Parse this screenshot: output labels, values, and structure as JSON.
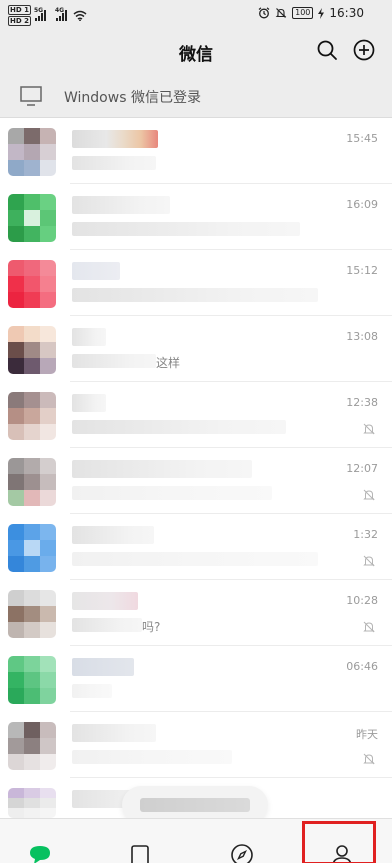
{
  "status_bar": {
    "sim1_label": "HD",
    "sim1_index": "1",
    "sim2_label": "HD",
    "sim2_index": "2",
    "network1": "5G",
    "network2": "4G",
    "battery": "100",
    "time": "16:30"
  },
  "header": {
    "title": "微信",
    "search_icon": "search-icon",
    "add_icon": "plus-circle-icon"
  },
  "login_banner": {
    "icon": "monitor-icon",
    "text": "Windows 微信已登录"
  },
  "chats": [
    {
      "time": "15:45",
      "muted": false,
      "msg_suffix": ""
    },
    {
      "time": "16:09",
      "muted": false,
      "msg_suffix": ""
    },
    {
      "time": "15:12",
      "muted": false,
      "msg_suffix": ""
    },
    {
      "time": "13:08",
      "muted": false,
      "msg_suffix": "这样"
    },
    {
      "time": "12:38",
      "muted": true,
      "msg_suffix": ""
    },
    {
      "time": "12:07",
      "muted": true,
      "msg_suffix": ""
    },
    {
      "time": "1:32",
      "muted": true,
      "msg_suffix": ""
    },
    {
      "time": "10:28",
      "muted": true,
      "msg_suffix": "吗?"
    },
    {
      "time": "06:46",
      "muted": false,
      "msg_suffix": ""
    },
    {
      "time": "昨天",
      "muted": true,
      "msg_suffix": ""
    }
  ],
  "tab_bar": {
    "tabs": [
      {
        "name": "chats",
        "icon": "chat-icon"
      },
      {
        "name": "contacts",
        "icon": "contacts-icon"
      },
      {
        "name": "discover",
        "icon": "compass-icon"
      },
      {
        "name": "me",
        "icon": "person-icon"
      }
    ],
    "highlighted_tab": "me"
  },
  "colors": {
    "accent_green": "#07c160",
    "highlight_red": "#e02020",
    "background": "#ededed"
  }
}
+++++
◆ Work to be completed ◆
Make a word-for-word copy of the entries, without any pictures.

◆ Output for this task ◆
Parse this screenshot: output labels, values, and structure as JSON.
{
  "status_bar": {
    "sim1_label": "HD",
    "sim1_index": "1",
    "sim2_label": "HD",
    "sim2_index": "2",
    "network1": "5G",
    "network2": "4G",
    "battery": "100",
    "time": "16:30"
  },
  "header": {
    "title": "微信",
    "search_icon": "search-icon",
    "add_icon": "plus-circle-icon"
  },
  "login_banner": {
    "icon": "monitor-icon",
    "text": "Windows 微信已登录"
  },
  "chats": [
    {
      "time": "15:45",
      "muted": false,
      "msg_suffix": ""
    },
    {
      "time": "16:09",
      "muted": false,
      "msg_suffix": ""
    },
    {
      "time": "15:12",
      "muted": false,
      "msg_suffix": ""
    },
    {
      "time": "13:08",
      "muted": false,
      "msg_suffix": "这样"
    },
    {
      "time": "12:38",
      "muted": true,
      "msg_suffix": ""
    },
    {
      "time": "12:07",
      "muted": true,
      "msg_suffix": ""
    },
    {
      "time": "1:32",
      "muted": true,
      "msg_suffix": ""
    },
    {
      "time": "10:28",
      "muted": true,
      "msg_suffix": "吗?"
    },
    {
      "time": "06:46",
      "muted": false,
      "msg_suffix": ""
    },
    {
      "time": "昨天",
      "muted": true,
      "msg_suffix": ""
    }
  ],
  "tab_bar": {
    "tabs": [
      {
        "name": "chats",
        "icon": "chat-icon"
      },
      {
        "name": "contacts",
        "icon": "contacts-icon"
      },
      {
        "name": "discover",
        "icon": "compass-icon"
      },
      {
        "name": "me",
        "icon": "person-icon"
      }
    ],
    "highlighted_tab": "me"
  },
  "colors": {
    "accent_green": "#07c160",
    "highlight_red": "#e02020",
    "background": "#ededed"
  }
}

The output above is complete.